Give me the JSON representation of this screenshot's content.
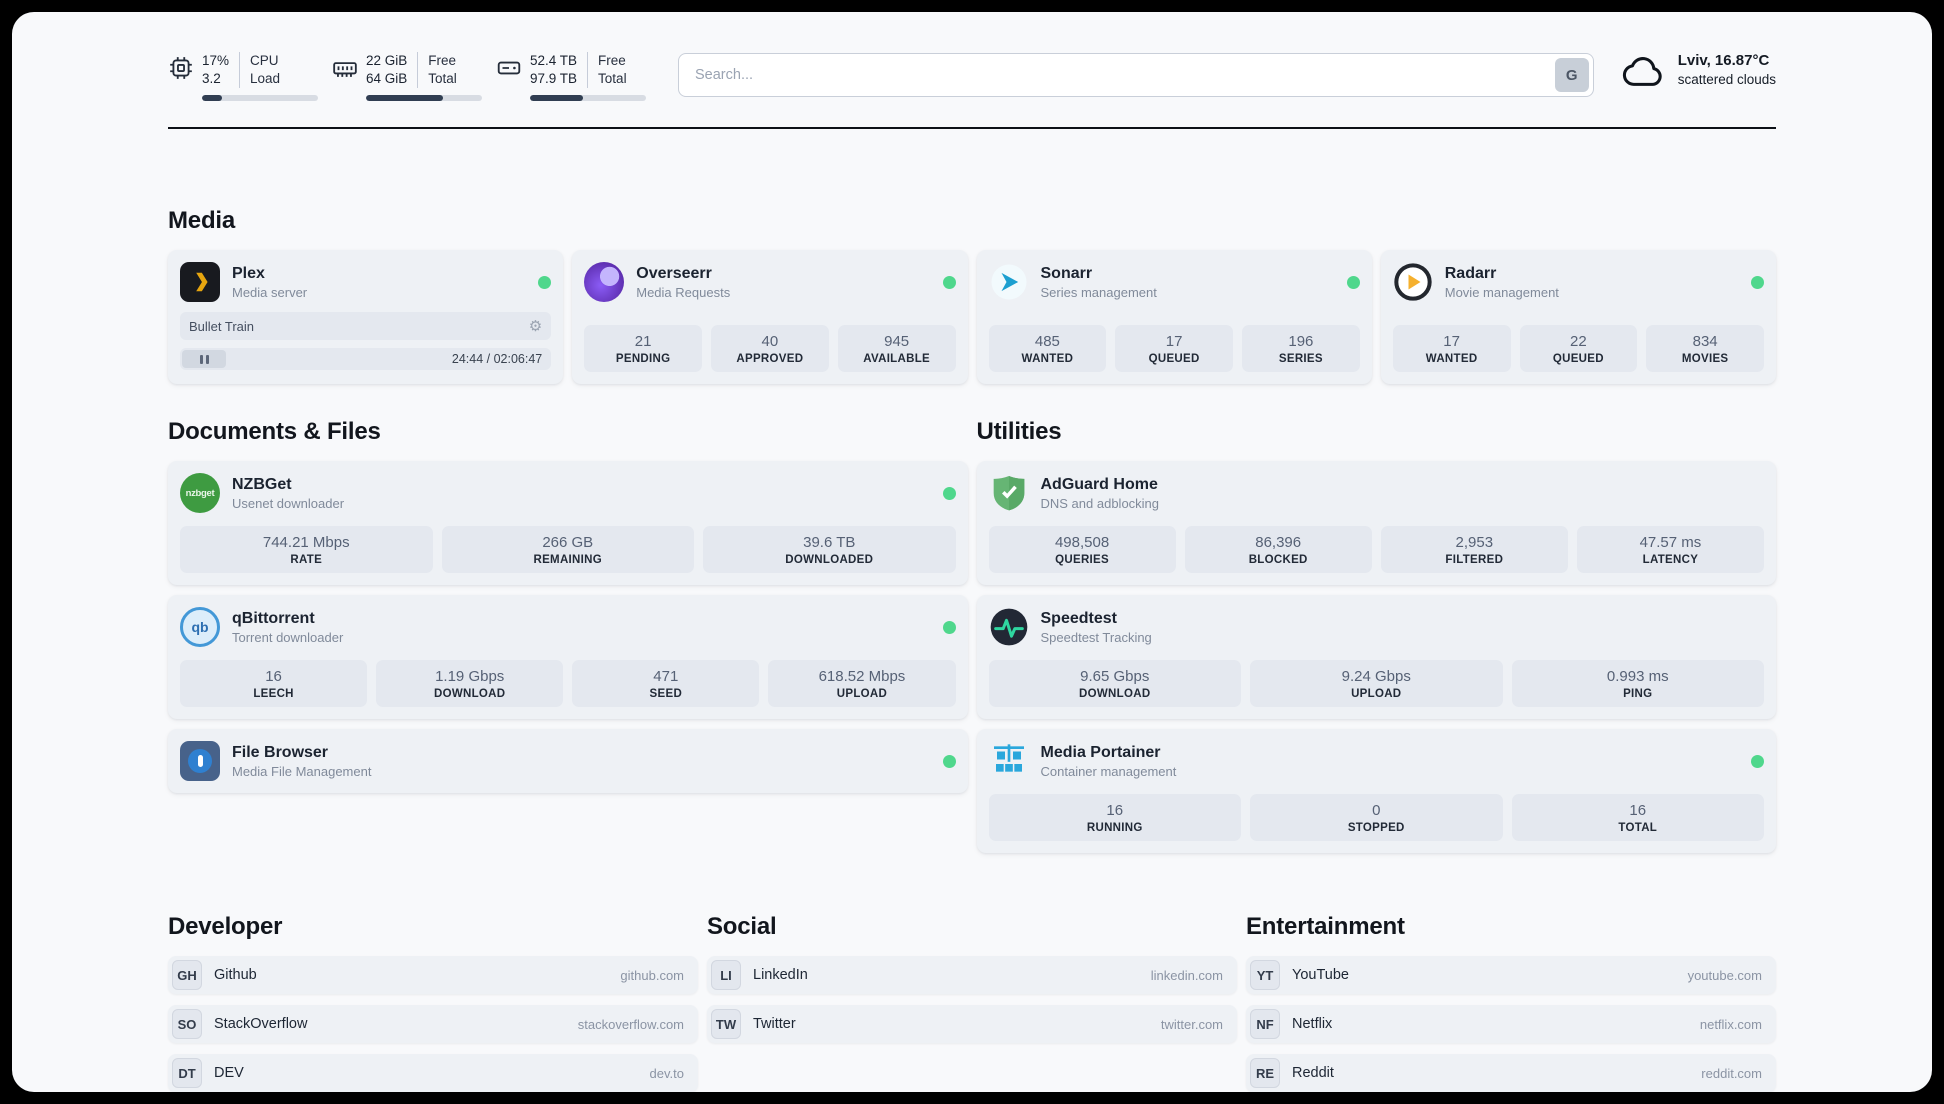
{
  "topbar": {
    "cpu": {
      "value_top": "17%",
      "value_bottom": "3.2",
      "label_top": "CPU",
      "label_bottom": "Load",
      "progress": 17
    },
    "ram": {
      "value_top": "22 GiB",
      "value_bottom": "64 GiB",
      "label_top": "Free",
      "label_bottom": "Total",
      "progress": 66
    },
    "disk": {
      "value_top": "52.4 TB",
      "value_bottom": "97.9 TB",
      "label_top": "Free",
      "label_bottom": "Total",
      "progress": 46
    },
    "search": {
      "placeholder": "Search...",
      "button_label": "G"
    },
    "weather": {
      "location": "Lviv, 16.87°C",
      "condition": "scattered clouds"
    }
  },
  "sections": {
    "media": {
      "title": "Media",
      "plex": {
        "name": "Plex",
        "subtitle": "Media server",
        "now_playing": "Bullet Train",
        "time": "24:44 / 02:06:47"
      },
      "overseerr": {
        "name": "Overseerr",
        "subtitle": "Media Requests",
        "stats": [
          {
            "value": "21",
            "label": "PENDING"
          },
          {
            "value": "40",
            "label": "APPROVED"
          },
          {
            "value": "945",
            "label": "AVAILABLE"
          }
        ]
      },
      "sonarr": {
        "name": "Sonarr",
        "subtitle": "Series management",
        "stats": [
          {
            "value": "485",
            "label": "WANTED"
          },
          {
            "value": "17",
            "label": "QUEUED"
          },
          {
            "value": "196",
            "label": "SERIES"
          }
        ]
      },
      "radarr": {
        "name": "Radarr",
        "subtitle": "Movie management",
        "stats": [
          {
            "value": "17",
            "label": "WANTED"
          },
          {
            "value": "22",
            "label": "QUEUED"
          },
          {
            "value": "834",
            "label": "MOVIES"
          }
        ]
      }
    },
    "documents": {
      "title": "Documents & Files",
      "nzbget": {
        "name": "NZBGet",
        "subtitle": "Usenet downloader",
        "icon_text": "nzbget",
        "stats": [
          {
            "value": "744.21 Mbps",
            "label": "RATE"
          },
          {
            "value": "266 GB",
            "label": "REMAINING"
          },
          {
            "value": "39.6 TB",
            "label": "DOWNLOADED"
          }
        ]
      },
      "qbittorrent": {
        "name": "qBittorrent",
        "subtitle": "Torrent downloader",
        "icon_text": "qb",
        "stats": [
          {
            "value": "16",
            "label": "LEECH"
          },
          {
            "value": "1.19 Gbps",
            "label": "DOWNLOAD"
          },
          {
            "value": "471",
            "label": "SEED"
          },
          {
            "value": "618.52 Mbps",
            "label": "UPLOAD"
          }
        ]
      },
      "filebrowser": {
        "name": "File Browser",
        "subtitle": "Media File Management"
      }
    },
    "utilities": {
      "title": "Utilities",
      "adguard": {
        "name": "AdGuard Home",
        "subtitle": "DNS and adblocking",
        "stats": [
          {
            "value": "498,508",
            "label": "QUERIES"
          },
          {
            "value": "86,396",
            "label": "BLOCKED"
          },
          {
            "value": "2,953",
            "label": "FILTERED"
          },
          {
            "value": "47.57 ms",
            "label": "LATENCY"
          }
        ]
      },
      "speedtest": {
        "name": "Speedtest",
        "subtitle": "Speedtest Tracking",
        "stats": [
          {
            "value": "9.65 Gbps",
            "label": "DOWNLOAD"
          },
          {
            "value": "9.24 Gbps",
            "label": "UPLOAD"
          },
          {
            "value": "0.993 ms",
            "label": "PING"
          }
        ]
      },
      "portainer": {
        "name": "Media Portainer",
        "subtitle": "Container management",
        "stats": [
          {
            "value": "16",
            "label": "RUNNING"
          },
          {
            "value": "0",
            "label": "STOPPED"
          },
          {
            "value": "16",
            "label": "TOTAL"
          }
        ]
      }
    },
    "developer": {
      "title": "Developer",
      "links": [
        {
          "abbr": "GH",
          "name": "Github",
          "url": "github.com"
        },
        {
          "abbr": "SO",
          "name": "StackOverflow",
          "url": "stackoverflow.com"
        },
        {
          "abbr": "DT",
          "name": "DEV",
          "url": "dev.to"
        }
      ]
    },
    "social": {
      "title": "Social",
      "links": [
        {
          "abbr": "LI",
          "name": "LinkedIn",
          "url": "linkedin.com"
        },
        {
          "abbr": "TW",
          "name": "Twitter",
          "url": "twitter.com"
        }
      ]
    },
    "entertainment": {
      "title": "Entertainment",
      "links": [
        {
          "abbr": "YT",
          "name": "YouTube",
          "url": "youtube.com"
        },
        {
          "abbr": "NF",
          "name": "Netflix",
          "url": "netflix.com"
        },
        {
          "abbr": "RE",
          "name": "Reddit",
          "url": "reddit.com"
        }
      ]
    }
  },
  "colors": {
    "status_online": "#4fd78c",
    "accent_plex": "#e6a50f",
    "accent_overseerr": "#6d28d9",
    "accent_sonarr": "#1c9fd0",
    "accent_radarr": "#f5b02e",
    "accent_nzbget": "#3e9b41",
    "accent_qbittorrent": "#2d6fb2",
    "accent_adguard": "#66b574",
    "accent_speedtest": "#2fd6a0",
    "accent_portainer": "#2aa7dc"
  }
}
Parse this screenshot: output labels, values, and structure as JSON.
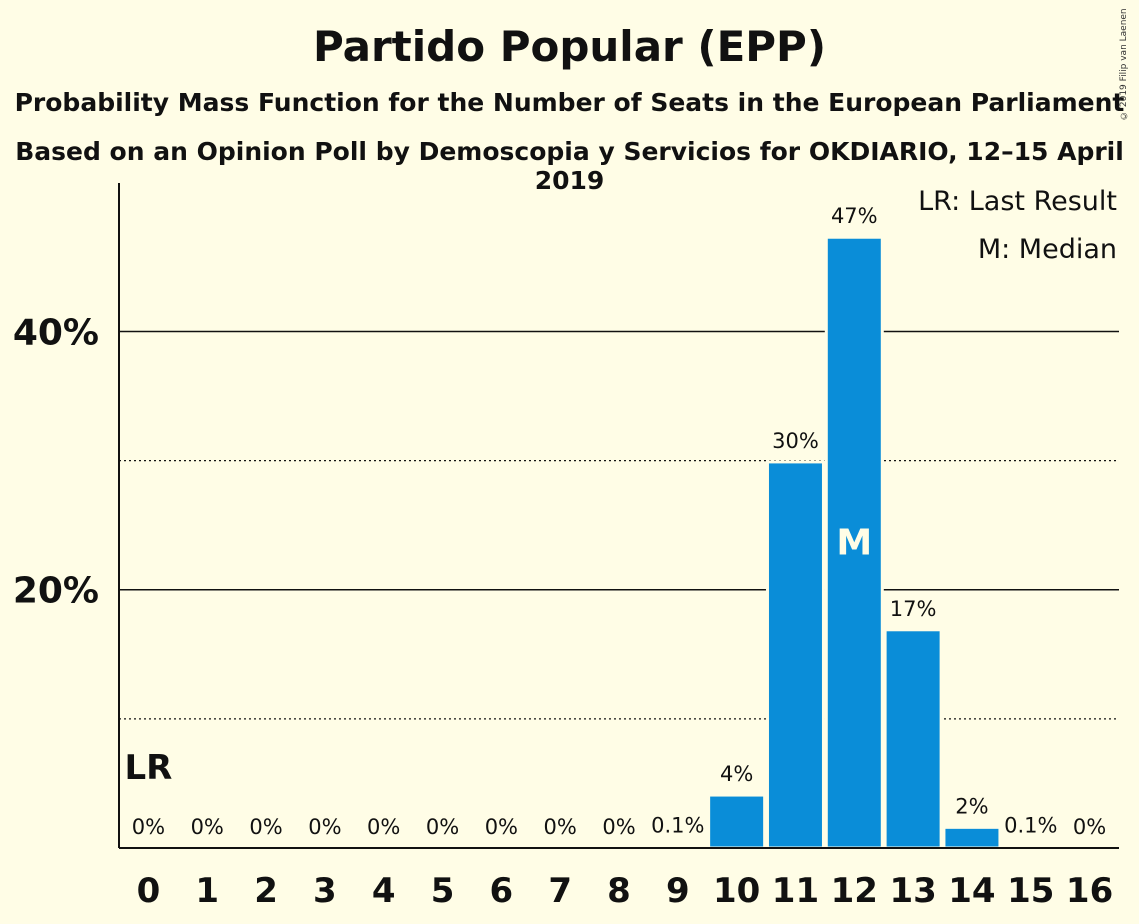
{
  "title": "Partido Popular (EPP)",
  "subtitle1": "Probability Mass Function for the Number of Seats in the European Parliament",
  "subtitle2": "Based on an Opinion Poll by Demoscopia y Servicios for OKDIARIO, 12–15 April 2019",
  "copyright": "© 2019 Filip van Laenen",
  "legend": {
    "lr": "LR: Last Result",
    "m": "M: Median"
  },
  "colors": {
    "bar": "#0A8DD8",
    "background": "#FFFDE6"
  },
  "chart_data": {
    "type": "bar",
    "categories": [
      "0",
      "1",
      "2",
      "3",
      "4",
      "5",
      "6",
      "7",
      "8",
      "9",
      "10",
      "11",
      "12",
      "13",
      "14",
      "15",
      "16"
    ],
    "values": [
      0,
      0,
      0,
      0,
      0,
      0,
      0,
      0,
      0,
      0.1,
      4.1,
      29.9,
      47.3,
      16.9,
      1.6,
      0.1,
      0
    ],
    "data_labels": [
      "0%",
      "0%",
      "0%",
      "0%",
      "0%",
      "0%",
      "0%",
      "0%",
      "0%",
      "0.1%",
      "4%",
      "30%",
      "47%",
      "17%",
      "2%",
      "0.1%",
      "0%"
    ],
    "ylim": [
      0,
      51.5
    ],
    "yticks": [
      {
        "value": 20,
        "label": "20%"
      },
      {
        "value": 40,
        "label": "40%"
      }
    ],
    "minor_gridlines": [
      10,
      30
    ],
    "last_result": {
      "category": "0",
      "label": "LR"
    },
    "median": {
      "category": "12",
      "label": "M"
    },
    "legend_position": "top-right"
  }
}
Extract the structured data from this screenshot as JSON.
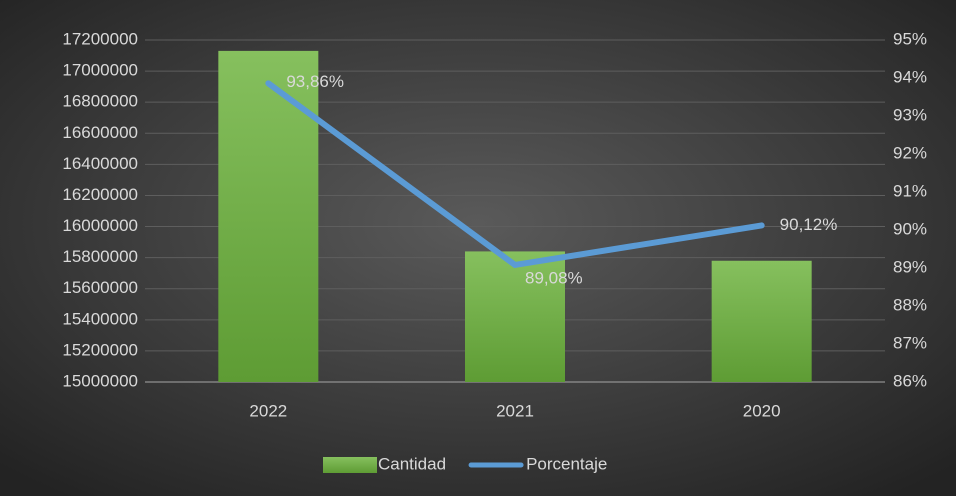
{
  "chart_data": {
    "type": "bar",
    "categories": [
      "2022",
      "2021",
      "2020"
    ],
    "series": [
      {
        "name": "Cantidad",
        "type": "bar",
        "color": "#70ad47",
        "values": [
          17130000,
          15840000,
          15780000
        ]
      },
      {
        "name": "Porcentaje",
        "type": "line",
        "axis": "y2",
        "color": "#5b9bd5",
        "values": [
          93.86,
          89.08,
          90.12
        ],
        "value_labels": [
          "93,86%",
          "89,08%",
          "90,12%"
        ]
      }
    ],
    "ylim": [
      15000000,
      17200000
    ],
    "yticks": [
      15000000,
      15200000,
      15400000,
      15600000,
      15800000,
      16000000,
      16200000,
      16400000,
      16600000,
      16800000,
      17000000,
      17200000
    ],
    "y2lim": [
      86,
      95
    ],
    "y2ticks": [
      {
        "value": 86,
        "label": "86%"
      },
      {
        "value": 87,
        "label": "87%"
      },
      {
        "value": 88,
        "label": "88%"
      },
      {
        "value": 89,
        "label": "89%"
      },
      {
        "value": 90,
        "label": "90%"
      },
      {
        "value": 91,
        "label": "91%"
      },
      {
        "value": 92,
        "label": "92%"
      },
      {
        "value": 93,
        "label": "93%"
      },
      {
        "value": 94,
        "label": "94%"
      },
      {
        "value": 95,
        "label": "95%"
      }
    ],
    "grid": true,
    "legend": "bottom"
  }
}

+ + +

Locate the lines above that hold the word "screenshot". Show every one of them.

Give me the JSON representation of this screenshot's content.
Parse this screenshot: output labels, values, and structure as JSON.
Extract the structured data from this screenshot as JSON.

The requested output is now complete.